**Extracto de la fuente:**
___
«Como quienes muestran
tener la realidad de esa ley escrita en su corazón» (Rm 2, 15)
46.
El presunto conflicto entre la libertad y la ley se replantea hoy con una
fuerza singular en relación con la ley natural y, en particular, en relación
con la naturaleza. En realidad los debates
sobre naturaleza y libertad siempre han acompañado la historia de la
reflexión moral, asumiendo tonos encendidos con el Renacimiento y la Reforma,
como se puede observar en las enseñanzas del concilio de Trento 85. La
época contemporánea está marcada, si bien en un sentido diferente, por una
tensión análoga. El gusto de la observación empírica, los procedimientos de
objetivación científica, el progreso técnico, algunas formas de liberalismo han
llevado a contraponer los dos términos, como si la dialéctica —e incluso el
conflicto— entre libertad y naturaleza fuera una característica estructural de
la historia humana. En otras épocas parecía que la «naturaleza» sometiera
totalmente el hombre a sus dinamismos e incluso a sus determinismos. Aún hoy
día las coordenadas espacio-temporales del mundo sensible, las constantes
físico-químicas, los dinamismos corpóreos, las pulsiones psíquicas y los
condicionamientos sociales parecen a muchos como los únicos factores realmente
decisivos de las realidades humanas. En este contexto, incluso los hechos
morales, independientemente de su especificidad, son considerados a menudo como
si fueran datos estadísticamente constatables, como comportamientos observables
o explicables sólo con las categorías de los mecanismos psico-sociales. Y así algunos estudiosos de ética, que por
profesión examinan los hechos y los gestos del hombre, pueden sentir la
tentación de valorar su saber, e incluso sus normas de actuación, según un
resultado estadístico sobre los comportamientos humanos concretos y las
opiniones morales de la mayoría.
___
**Enunciado escrito 1:**
Responde con datos del extracto:
(a) ¿Con qué dos movimientos históricos asumieron tonos encendidos los debates sobre naturaleza y libertad?
(b) ¿Qué factores han llevado a contraponer libertad y naturaleza?
(c) Según el extracto, ¿con qué criterio pueden sentir la tentación de valorar su saber algunos estudiosos de ética?
**Enunciado escrito 2:** Resume el extracto en dos oraciones.
___
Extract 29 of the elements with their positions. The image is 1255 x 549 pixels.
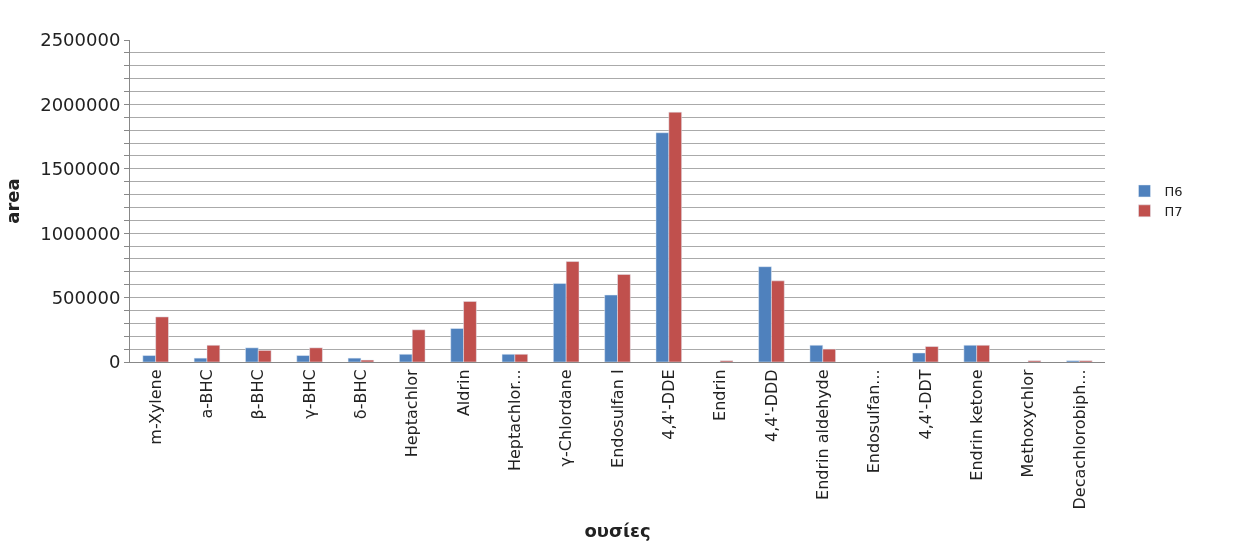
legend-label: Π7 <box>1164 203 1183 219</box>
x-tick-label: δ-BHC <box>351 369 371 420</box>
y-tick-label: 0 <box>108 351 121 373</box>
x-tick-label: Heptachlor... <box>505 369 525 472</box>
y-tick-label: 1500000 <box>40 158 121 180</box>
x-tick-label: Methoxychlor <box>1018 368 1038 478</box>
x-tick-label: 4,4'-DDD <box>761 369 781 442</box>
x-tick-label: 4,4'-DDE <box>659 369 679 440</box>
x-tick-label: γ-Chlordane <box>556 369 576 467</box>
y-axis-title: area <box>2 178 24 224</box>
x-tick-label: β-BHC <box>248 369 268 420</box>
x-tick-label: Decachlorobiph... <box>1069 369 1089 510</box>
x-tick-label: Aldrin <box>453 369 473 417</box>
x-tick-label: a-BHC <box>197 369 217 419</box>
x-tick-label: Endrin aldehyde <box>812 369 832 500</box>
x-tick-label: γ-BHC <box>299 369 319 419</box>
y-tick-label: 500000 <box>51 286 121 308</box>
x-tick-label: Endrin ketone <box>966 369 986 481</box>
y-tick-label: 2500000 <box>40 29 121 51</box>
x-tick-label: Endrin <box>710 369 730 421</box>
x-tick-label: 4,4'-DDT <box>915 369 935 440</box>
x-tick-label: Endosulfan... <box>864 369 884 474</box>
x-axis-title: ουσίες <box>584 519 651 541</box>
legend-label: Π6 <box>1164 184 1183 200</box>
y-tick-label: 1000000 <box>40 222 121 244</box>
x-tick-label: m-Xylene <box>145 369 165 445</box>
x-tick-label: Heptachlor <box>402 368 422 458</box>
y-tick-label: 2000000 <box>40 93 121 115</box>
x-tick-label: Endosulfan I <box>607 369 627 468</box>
___
**Solución escrita 1:**
(a) Con el Renacimiento y la Reforma.
(b) El gusto de la observación empírica, los procedimientos de objetivación científica, el progreso técnico y algunas formas de liberalismo.
(c) Según un resultado estadístico sobre los comportamientos humanos concretos y las opiniones morales de la mayoría.

**Solución escrita 2:** El presunto conflicto entre la libertad y la ley se replantea hoy con fuerza singular en relación con la ley natural y la naturaleza, un debate que siempre ha acompañado la historia de la reflexión moral. En la época contemporánea, la observación empírica, la objetivación científica, el progreso técnico y algunas formas de liberalismo han llevado a contraponer libertad y naturaleza, de modo que los hechos morales se consideran a menudo como datos estadísticos y algunos estudiosos de ética pueden sentir la tentación de valorar sus normas según los comportamientos y las opiniones de la mayoría.